# [Provided information]
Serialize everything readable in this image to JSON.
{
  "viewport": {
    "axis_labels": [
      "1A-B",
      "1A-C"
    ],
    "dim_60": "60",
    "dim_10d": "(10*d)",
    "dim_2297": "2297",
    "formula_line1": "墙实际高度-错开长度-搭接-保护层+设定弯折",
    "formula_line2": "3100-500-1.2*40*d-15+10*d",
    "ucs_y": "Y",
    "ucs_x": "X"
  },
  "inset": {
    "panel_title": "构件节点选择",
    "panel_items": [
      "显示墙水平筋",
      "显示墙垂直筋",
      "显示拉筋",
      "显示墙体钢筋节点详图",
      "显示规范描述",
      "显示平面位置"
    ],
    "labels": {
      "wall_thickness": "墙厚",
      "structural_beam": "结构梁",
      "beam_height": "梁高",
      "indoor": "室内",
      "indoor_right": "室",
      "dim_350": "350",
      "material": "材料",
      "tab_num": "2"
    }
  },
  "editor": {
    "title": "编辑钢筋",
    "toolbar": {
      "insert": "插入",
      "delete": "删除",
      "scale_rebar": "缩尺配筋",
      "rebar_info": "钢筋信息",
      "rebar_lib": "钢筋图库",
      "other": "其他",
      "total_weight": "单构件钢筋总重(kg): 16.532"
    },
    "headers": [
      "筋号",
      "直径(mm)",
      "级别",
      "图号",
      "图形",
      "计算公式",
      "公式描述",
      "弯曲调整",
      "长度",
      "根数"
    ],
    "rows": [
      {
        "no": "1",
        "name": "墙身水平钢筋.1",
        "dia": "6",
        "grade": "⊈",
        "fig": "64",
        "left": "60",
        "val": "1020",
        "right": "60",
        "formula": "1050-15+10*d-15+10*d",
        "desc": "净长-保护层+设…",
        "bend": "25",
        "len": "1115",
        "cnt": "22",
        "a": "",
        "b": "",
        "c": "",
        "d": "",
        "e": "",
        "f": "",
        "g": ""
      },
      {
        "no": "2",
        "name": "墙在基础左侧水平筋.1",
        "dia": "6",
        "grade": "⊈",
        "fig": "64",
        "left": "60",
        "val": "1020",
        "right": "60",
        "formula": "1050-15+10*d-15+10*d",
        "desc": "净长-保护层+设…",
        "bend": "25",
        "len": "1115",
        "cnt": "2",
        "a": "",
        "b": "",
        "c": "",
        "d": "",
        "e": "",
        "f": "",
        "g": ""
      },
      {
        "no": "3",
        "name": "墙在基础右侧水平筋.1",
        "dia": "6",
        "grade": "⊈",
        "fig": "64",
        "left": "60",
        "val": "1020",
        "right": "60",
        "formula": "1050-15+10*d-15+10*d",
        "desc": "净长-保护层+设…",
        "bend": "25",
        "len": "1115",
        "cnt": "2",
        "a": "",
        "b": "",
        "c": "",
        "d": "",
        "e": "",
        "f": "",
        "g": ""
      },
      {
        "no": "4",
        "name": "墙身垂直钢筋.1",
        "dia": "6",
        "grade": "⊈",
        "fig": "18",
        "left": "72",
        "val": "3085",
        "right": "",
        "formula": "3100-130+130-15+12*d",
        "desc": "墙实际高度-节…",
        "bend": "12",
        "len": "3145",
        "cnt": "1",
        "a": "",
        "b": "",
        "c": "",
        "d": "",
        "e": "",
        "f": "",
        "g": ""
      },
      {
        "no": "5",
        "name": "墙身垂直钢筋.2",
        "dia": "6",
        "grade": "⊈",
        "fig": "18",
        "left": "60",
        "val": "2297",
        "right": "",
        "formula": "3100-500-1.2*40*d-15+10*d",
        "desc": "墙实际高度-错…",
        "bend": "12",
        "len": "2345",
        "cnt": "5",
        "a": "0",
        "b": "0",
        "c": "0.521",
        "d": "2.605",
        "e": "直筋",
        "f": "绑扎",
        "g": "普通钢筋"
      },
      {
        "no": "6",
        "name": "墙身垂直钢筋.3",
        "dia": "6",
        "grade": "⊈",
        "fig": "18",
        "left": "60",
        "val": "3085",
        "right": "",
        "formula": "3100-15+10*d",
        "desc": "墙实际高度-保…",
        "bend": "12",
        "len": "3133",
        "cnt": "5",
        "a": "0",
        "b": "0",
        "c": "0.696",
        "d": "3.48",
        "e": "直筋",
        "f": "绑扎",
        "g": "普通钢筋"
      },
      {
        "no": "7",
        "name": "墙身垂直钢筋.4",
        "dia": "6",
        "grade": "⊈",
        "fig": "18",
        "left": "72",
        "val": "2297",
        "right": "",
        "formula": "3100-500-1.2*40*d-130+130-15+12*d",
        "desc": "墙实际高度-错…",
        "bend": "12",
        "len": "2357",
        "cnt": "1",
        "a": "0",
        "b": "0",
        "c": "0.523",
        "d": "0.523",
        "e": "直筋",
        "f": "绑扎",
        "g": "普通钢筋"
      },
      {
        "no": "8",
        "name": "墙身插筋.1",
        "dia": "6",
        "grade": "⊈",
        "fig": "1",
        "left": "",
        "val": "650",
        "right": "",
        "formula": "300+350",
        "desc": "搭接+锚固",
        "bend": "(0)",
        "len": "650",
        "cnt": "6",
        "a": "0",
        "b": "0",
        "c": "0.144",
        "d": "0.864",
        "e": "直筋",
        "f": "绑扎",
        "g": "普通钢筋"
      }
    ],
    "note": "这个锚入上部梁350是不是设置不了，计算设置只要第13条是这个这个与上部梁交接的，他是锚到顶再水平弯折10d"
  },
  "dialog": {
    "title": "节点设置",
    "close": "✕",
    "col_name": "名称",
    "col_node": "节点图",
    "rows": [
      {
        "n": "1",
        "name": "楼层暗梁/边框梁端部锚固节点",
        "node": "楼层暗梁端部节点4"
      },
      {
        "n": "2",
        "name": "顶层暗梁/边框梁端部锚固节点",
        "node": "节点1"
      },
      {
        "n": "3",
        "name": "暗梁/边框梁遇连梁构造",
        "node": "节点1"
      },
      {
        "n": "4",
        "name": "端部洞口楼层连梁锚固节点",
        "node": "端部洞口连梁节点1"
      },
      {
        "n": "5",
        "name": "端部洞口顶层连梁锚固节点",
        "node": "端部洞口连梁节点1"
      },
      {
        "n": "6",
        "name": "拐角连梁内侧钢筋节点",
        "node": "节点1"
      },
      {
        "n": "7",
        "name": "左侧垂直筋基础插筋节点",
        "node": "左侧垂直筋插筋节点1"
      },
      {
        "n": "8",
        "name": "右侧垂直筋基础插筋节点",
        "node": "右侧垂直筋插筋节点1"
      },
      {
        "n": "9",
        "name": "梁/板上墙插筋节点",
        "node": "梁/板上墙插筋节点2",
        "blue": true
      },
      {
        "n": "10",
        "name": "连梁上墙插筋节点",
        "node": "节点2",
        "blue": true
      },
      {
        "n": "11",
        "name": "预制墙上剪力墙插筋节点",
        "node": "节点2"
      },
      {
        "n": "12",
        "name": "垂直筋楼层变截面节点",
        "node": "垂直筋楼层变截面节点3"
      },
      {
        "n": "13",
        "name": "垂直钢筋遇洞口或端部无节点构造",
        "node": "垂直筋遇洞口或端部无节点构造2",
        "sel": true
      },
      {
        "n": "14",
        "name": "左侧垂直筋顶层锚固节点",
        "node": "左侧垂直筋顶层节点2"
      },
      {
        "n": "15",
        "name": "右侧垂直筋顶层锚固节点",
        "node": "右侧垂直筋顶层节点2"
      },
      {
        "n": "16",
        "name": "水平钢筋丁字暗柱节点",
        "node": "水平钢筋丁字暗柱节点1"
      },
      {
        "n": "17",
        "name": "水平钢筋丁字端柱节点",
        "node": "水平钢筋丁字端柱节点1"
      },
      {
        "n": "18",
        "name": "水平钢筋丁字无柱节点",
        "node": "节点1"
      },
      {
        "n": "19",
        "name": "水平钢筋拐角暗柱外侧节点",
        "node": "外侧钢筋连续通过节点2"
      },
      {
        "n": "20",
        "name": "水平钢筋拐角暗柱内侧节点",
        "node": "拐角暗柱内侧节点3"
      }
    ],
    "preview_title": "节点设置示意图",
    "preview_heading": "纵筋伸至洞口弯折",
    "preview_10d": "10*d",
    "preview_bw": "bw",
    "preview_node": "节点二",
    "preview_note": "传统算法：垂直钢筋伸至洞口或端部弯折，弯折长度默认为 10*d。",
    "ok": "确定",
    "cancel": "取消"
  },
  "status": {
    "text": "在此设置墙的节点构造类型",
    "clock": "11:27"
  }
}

# [Stated task]
Pull out all lines containing "边框梁端部锚固节点".

# [Completed task]
        "name": "楼层暗梁/边框梁端部锚固节点",
        "name": "顶层暗梁/边框梁端部锚固节点",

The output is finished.